[start Information provided]

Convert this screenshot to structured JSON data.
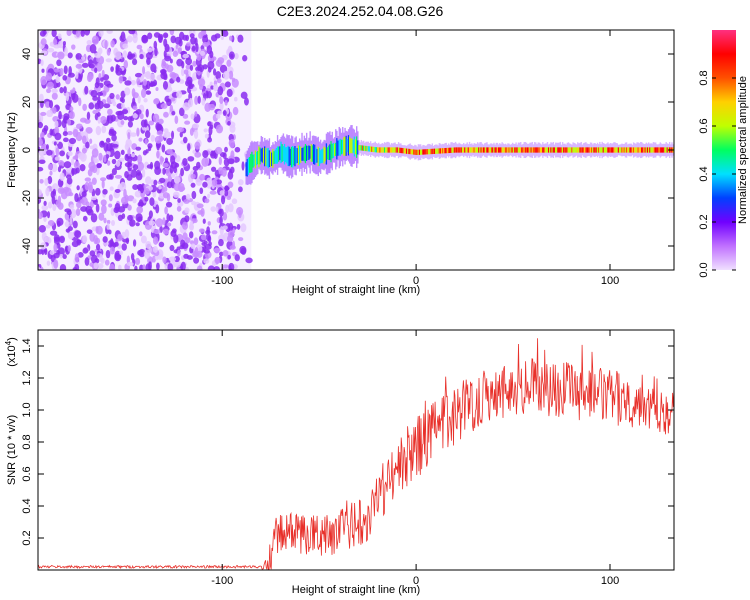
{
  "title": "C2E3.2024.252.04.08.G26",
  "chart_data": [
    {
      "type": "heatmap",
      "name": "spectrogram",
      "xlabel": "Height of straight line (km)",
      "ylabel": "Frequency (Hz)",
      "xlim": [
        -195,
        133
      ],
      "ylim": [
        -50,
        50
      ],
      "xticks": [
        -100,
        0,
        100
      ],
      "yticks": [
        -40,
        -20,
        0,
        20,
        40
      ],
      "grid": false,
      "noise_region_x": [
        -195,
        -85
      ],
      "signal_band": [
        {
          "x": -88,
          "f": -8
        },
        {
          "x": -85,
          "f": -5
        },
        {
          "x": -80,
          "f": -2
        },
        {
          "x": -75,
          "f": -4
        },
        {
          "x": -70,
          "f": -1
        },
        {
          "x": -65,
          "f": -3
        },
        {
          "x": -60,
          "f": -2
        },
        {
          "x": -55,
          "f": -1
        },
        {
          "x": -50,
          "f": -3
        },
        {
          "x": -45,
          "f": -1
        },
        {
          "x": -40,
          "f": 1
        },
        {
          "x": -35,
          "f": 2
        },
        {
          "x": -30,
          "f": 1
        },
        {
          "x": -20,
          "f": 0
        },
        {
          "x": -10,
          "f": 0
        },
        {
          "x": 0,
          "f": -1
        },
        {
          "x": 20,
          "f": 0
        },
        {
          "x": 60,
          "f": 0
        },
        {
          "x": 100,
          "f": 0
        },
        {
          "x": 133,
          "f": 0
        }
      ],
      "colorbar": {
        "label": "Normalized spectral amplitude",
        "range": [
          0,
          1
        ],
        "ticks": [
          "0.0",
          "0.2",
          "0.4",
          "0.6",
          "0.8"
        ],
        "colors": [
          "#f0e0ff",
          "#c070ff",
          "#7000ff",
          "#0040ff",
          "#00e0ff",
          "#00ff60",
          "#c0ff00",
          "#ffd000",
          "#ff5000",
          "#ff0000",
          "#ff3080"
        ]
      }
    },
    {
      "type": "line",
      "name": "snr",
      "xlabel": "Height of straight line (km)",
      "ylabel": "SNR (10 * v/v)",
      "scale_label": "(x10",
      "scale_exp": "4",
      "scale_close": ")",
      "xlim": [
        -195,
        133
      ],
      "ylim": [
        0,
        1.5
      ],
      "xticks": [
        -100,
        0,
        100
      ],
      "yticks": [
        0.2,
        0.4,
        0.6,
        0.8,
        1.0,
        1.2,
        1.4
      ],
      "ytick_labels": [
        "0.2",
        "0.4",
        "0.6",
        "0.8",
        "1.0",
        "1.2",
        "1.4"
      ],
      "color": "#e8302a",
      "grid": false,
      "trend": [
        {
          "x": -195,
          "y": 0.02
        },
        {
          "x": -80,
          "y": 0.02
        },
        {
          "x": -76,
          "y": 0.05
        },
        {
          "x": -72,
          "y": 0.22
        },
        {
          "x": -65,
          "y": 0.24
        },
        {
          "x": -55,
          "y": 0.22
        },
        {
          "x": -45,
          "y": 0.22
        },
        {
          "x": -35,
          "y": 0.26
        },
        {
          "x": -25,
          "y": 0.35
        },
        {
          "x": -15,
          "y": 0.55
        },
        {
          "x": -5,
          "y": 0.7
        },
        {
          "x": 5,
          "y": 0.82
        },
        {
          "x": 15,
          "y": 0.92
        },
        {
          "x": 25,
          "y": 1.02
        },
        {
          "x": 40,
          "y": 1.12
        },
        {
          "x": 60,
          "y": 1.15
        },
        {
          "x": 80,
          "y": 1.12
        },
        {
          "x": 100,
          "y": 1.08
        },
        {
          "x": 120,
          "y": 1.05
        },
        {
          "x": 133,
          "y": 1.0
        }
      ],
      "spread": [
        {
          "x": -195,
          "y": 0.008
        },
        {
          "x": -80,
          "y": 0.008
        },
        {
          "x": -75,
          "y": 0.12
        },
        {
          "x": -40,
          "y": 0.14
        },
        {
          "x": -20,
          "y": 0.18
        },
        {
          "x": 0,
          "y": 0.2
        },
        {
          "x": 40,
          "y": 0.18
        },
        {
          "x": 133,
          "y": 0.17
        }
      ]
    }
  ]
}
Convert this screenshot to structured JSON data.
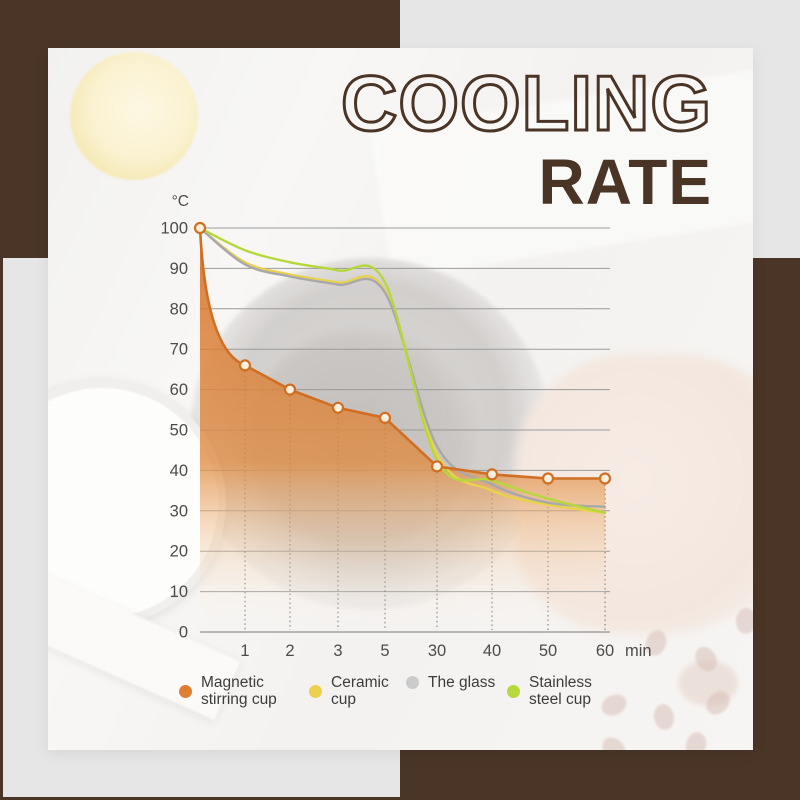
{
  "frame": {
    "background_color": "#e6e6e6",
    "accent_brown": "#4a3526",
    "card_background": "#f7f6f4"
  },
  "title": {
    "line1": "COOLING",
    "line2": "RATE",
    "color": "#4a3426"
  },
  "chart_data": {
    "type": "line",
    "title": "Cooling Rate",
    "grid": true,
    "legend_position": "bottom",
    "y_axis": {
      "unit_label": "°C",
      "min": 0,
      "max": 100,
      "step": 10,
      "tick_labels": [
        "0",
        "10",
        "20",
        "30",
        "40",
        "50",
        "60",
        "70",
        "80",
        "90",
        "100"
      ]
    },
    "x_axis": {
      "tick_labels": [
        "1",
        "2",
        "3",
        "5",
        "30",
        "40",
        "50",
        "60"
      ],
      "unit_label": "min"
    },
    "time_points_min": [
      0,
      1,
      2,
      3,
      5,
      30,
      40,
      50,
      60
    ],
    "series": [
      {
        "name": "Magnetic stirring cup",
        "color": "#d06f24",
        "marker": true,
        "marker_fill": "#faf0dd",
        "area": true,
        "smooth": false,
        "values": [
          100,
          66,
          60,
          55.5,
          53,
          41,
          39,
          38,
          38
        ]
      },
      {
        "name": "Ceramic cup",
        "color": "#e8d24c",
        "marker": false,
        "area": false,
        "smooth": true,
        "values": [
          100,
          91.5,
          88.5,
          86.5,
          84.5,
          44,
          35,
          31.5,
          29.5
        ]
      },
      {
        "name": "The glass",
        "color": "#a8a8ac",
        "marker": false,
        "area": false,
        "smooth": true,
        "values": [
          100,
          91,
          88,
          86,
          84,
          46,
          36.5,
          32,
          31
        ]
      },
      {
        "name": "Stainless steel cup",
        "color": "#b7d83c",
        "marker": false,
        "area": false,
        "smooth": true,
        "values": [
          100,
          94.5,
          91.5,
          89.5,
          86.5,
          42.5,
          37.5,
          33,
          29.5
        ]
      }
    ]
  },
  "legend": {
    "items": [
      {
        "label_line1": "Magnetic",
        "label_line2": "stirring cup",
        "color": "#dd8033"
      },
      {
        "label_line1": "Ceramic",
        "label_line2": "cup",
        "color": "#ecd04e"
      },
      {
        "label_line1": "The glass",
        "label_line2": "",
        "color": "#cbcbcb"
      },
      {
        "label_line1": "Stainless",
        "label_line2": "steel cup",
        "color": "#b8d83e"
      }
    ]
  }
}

[end Information provided]

▸ **Problem description**
Across the data, tally the lines containing "Stainless" and give back the number alone.

▸ **Result**
2